===== Records shown
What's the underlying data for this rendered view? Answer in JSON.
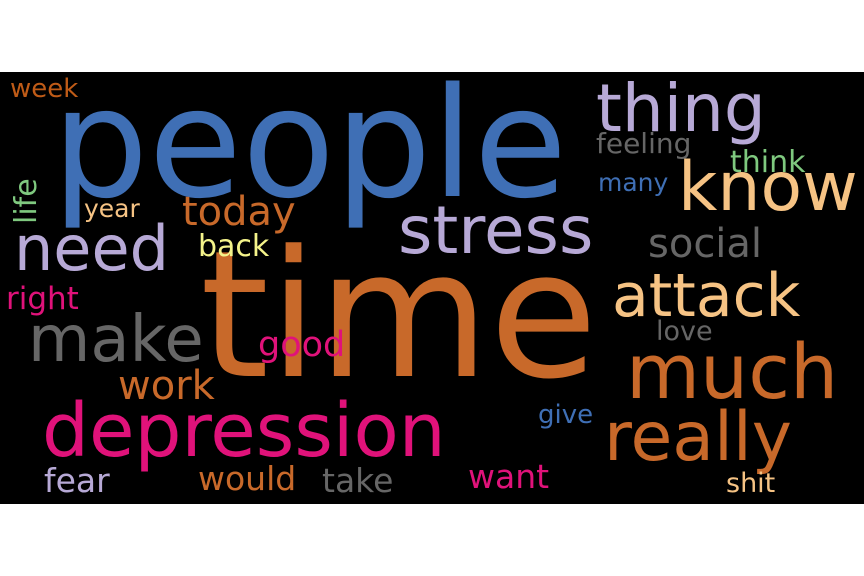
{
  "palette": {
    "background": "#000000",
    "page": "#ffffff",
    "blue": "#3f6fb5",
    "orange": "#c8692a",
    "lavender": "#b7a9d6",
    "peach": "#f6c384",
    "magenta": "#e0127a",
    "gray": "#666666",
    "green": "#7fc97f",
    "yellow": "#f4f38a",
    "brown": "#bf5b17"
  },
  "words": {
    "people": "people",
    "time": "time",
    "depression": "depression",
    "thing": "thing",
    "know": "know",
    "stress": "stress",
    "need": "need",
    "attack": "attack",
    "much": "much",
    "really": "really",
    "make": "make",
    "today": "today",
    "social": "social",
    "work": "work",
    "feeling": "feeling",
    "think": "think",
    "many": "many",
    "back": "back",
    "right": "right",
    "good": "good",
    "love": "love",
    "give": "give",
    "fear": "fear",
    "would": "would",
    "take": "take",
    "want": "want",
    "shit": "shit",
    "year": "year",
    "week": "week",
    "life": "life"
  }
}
==========
- [What to work on] Retype every record above exactly as written, but leave out the pictures.

- [Complete answer]
What's the underlying data for this rendered view? Answer in JSON.
{
  "palette": {
    "background": "#000000",
    "page": "#ffffff",
    "blue": "#3f6fb5",
    "orange": "#c8692a",
    "lavender": "#b7a9d6",
    "peach": "#f6c384",
    "magenta": "#e0127a",
    "gray": "#666666",
    "green": "#7fc97f",
    "yellow": "#f4f38a",
    "brown": "#bf5b17"
  },
  "words": {
    "people": "people",
    "time": "time",
    "depression": "depression",
    "thing": "thing",
    "know": "know",
    "stress": "stress",
    "need": "need",
    "attack": "attack",
    "much": "much",
    "really": "really",
    "make": "make",
    "today": "today",
    "social": "social",
    "work": "work",
    "feeling": "feeling",
    "think": "think",
    "many": "many",
    "back": "back",
    "right": "right",
    "good": "good",
    "love": "love",
    "give": "give",
    "fear": "fear",
    "would": "would",
    "take": "take",
    "want": "want",
    "shit": "shit",
    "year": "year",
    "week": "week",
    "life": "life"
  }
}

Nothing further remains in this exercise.